What the task asks: Treat the line containing "Convert this document image to plain text." as the first line and the final line of the material below as the last; reproduce that range exactly.

Data for the task:
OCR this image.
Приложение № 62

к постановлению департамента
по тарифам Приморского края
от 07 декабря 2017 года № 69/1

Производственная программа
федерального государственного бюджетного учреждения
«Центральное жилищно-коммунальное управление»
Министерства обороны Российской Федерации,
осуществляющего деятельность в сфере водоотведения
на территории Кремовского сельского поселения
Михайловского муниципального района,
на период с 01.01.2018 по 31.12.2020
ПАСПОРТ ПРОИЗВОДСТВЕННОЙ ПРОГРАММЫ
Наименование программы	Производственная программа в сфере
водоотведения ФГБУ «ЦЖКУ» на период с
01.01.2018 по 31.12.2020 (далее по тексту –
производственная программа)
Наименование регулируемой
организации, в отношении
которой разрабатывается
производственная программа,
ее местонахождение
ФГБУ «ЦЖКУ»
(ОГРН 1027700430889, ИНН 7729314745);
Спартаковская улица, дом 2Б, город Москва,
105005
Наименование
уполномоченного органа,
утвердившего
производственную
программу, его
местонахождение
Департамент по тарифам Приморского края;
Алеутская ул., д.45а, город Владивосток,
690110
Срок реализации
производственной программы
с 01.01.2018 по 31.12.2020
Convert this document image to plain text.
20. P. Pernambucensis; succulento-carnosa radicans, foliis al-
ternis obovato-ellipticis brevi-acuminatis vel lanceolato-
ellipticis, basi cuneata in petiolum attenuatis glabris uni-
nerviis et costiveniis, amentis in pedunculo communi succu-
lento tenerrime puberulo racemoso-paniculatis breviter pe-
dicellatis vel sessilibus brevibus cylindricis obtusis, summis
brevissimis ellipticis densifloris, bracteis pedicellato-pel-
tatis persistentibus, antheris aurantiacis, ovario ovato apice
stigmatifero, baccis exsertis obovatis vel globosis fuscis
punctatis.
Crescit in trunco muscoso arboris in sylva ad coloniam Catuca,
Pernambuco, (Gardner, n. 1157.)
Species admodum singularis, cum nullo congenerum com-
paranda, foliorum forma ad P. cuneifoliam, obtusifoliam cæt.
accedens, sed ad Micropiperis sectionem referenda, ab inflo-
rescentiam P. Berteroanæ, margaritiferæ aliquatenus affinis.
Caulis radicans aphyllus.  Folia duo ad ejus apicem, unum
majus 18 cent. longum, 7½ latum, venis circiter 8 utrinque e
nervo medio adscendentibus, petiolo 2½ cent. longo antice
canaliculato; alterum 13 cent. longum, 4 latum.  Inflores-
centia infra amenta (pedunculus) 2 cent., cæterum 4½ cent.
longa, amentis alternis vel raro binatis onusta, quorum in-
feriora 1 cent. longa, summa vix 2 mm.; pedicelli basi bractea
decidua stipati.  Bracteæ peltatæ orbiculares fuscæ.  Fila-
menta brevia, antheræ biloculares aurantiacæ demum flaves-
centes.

Full output:
Convert this document image to plain text.
20. P. Pernambucensis; succulento-carnosa radicans, foliis al-
ternis obovato-ellipticis brevi-acuminatis vel lanceolato-
ellipticis, basi cuneata in petiolum attenuatis glabris uni-
nerviis et costiveniis, amentis in pedunculo communi succu-
lento tenerrime puberulo racemoso-paniculatis breviter pe-
dicellatis vel sessilibus brevibus cylindricis obtusis, summis
brevissimis ellipticis densifloris, bracteis pedicellato-pel-
tatis persistentibus, antheris aurantiacis, ovario ovato apice
stigmatifero, baccis exsertis obovatis vel globosis fuscis
punctatis.
Crescit in trunco muscoso arboris in sylva ad coloniam Catuca,
Pernambuco, (Gardner, n. 1157.)
Species admodum singularis, cum nullo congenerum com-
paranda, foliorum forma ad P. cuneifoliam, obtusifoliam cæt.
accedens, sed ad Micropiperis sectionem referenda, ab inflo-
rescentiam P. Berteroanæ, margaritiferæ aliquatenus affinis.
Caulis radicans aphyllus.  Folia duo ad ejus apicem, unum
majus 18 cent. longum, 7½ latum, venis circiter 8 utrinque e
nervo medio adscendentibus, petiolo 2½ cent. longo antice
canaliculato; alterum 13 cent. longum, 4 latum.  Inflores-
centia infra amenta (pedunculus) 2 cent., cæterum 4½ cent.
longa, amentis alternis vel raro binatis onusta, quorum in-
feriora 1 cent. longa, summa vix 2 mm.; pedicelli basi bractea
decidua stipati.  Bracteæ peltatæ orbiculares fuscæ.  Fila-
menta brevia, antheræ biloculares aurantiacæ demum flaves-
centes.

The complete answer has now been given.